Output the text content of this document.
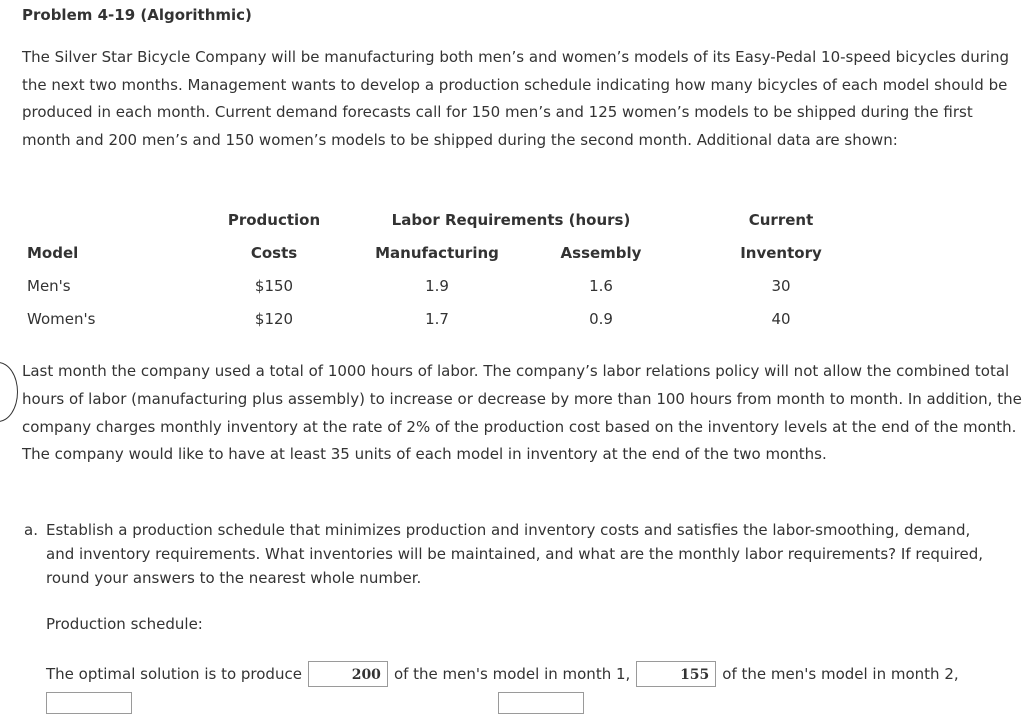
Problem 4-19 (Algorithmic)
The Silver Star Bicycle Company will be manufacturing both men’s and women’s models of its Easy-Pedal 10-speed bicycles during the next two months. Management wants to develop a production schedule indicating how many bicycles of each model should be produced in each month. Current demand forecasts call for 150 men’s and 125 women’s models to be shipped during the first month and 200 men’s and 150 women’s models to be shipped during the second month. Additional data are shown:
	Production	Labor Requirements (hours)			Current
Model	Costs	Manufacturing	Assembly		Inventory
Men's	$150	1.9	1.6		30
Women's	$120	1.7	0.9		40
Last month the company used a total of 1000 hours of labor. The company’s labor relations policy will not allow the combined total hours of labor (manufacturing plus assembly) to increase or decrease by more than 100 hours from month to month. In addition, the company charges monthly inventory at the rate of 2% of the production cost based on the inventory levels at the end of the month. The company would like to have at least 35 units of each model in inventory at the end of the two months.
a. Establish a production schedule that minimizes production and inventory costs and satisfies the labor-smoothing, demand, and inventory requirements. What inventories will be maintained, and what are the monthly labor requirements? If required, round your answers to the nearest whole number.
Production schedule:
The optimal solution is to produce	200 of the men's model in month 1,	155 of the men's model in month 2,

-=-=-=-=-

■ **Short task**
List every line in the records above that contains the word "hours".

■ **The response**
	Production	Labor Requirements (hours)			Current
Last month the company used a total of 1000 hours of labor. The company’s labor relations policy will not allow the combined total hours of labor (manufacturing plus assembly) to increase or decrease by more than 100 hours from month to month. In addition, the company charges monthly inventory at the rate of 2% of the production cost based on the inventory levels at the end of the month. The company would like to have at least 35 units of each model in inventory at the end of the two months.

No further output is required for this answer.